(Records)
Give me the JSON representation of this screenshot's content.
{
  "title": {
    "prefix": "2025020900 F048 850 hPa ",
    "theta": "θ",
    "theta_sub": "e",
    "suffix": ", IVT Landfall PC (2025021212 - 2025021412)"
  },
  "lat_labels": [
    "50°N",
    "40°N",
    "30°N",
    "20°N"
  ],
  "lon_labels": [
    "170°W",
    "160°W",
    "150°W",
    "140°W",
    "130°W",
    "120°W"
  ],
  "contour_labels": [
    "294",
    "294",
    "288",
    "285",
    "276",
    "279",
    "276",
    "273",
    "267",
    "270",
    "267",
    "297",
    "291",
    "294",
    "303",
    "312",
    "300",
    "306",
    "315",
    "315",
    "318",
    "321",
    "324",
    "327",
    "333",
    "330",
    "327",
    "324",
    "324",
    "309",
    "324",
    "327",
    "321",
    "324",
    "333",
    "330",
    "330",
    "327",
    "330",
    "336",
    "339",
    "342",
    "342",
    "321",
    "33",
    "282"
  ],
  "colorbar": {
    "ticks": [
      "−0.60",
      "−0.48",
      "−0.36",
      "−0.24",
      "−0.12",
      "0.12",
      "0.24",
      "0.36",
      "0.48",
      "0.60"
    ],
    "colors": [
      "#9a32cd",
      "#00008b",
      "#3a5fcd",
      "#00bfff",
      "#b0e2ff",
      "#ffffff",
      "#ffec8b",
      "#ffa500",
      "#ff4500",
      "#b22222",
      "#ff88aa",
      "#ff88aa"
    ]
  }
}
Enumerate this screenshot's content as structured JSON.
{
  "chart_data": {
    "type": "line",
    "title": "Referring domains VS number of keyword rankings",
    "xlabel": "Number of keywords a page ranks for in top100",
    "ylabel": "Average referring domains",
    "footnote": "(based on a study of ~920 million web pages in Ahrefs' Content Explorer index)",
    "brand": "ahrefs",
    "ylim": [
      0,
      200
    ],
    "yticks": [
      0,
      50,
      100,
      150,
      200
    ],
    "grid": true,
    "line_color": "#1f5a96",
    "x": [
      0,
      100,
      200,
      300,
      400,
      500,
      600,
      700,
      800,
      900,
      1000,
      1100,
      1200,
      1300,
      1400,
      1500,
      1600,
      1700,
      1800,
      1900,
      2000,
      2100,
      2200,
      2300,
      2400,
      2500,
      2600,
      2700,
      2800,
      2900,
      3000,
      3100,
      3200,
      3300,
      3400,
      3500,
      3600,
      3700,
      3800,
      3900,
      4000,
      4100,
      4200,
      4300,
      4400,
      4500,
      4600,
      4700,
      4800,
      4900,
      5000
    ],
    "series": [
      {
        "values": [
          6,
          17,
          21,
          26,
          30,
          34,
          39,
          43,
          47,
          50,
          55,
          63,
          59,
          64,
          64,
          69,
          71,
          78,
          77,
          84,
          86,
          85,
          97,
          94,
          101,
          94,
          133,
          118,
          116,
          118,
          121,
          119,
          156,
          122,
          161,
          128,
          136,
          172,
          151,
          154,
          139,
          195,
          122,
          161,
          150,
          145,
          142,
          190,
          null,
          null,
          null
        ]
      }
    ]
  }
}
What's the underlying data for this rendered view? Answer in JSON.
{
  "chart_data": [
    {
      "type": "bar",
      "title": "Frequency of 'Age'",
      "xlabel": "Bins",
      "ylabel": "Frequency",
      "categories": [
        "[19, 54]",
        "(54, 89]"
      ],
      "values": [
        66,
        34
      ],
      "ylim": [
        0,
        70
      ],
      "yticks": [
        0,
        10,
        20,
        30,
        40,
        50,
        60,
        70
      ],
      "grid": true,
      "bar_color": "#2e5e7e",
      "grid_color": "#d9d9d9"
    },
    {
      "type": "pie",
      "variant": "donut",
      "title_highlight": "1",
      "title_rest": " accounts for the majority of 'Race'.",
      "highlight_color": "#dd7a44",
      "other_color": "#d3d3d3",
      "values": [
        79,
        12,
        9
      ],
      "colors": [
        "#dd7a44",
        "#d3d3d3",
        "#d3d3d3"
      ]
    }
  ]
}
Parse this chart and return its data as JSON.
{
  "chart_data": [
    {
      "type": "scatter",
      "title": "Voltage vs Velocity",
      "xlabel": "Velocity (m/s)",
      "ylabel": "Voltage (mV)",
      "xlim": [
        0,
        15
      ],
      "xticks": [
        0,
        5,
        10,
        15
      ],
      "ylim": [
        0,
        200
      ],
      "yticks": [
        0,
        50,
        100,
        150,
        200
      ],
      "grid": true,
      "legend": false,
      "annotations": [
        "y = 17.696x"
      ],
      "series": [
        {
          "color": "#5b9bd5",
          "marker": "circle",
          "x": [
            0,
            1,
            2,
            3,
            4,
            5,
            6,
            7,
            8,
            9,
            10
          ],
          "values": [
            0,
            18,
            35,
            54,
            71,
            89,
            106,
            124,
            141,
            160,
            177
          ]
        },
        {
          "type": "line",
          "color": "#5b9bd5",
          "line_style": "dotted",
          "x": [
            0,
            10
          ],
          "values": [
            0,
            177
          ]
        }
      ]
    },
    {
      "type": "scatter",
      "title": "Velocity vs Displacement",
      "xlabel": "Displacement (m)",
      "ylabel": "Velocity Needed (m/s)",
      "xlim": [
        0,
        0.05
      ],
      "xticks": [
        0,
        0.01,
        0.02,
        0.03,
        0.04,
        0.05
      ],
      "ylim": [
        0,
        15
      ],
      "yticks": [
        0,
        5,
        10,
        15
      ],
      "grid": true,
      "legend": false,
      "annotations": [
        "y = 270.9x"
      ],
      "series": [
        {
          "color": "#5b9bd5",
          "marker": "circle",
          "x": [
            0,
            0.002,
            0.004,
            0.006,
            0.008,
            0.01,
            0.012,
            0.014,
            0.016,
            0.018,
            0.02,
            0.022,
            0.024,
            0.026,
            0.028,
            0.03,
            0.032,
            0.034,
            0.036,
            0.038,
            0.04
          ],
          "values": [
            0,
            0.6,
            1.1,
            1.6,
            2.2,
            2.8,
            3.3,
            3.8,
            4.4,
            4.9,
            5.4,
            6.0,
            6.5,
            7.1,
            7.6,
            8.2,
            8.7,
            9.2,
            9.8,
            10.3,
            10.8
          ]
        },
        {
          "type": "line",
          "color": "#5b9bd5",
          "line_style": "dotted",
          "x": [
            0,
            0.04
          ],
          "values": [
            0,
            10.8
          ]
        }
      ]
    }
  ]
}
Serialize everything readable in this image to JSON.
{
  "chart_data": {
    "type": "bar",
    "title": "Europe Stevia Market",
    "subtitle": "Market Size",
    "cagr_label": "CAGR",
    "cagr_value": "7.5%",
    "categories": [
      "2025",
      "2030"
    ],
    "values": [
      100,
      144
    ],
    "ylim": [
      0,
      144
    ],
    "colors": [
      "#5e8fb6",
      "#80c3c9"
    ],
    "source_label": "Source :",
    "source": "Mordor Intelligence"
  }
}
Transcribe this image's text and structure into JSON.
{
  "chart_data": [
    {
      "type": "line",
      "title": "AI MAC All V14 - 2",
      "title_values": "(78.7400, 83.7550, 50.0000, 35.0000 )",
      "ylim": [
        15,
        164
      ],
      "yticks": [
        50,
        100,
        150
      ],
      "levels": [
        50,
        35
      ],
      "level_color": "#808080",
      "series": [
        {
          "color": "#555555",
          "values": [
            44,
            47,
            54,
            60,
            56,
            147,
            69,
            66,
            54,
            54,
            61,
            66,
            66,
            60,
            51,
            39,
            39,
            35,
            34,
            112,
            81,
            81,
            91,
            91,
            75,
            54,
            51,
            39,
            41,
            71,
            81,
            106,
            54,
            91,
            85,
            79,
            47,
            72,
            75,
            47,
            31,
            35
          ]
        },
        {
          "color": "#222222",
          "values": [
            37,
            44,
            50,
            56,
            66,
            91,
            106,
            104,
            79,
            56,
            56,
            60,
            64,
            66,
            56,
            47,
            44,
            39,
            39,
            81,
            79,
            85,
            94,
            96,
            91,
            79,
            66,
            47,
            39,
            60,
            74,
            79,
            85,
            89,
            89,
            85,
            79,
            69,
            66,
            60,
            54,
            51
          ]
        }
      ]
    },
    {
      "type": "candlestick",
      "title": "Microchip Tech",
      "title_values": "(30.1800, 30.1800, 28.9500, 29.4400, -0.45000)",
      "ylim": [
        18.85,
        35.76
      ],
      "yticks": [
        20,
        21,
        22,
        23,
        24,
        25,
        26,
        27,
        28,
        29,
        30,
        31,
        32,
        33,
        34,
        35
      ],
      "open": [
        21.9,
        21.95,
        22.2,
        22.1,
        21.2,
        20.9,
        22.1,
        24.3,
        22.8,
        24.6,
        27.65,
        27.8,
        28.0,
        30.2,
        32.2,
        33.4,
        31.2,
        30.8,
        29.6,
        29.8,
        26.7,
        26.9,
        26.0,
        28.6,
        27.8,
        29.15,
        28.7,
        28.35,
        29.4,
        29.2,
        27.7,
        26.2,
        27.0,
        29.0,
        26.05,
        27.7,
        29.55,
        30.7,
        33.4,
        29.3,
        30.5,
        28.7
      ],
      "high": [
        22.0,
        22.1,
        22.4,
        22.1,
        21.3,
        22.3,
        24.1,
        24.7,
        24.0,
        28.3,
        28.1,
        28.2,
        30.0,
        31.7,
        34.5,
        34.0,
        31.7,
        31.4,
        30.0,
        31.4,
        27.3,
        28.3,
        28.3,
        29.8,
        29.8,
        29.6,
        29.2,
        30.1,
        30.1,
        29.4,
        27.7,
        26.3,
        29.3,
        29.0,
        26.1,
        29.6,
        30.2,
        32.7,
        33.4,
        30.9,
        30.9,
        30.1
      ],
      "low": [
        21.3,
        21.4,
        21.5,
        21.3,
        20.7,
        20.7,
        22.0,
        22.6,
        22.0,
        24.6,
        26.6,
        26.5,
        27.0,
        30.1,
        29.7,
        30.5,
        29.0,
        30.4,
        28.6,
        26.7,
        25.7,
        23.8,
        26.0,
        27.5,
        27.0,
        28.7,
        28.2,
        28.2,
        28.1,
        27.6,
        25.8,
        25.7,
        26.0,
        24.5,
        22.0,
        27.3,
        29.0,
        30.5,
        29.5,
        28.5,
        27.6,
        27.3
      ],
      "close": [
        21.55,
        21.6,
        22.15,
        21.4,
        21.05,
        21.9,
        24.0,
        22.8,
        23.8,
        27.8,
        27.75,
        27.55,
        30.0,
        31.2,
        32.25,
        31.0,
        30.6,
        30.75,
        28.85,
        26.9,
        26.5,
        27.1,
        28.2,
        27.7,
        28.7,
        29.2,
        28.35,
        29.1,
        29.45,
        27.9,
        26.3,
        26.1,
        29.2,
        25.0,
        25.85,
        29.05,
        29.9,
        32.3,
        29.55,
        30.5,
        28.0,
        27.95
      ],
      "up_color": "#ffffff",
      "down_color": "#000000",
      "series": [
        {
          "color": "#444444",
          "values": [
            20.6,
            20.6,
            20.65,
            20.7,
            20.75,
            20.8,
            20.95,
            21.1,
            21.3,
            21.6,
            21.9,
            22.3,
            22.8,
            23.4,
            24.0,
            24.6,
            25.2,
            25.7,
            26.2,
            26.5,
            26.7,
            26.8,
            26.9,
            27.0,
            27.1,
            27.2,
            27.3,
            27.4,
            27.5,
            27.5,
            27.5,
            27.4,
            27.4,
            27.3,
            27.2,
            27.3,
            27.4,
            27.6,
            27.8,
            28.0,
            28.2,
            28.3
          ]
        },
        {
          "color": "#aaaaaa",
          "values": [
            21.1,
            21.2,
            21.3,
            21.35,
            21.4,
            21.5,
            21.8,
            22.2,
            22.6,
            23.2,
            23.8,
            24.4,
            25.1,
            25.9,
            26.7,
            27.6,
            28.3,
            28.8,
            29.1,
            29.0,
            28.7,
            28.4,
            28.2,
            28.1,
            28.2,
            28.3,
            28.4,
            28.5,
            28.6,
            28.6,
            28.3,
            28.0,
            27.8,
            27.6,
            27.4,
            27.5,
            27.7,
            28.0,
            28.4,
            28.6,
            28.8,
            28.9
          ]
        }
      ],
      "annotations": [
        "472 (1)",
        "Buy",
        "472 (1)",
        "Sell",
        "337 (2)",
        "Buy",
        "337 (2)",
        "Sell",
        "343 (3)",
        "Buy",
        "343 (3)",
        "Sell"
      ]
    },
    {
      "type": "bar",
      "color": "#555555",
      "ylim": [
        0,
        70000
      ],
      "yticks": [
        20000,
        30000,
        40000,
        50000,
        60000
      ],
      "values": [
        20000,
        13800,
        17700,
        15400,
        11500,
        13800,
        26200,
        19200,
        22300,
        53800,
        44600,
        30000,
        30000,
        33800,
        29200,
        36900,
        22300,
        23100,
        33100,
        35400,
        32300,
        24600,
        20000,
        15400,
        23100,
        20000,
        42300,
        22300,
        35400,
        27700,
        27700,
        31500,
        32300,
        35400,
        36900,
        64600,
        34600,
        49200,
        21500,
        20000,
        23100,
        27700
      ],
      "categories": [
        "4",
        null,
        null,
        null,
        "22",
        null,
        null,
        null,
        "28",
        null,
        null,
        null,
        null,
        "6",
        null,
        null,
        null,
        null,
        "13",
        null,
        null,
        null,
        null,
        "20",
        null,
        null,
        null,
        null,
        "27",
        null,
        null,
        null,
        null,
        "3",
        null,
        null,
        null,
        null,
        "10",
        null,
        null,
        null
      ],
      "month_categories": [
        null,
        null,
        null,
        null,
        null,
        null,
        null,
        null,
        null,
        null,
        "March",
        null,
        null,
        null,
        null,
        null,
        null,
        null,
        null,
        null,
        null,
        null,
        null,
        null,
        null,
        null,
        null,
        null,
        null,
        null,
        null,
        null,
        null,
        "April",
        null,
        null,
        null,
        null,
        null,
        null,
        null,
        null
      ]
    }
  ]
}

◆ Exercise description ◆
Tell how many lines in the material above include the word "ylabel", giving the number only.

◆ Finished task ◆
4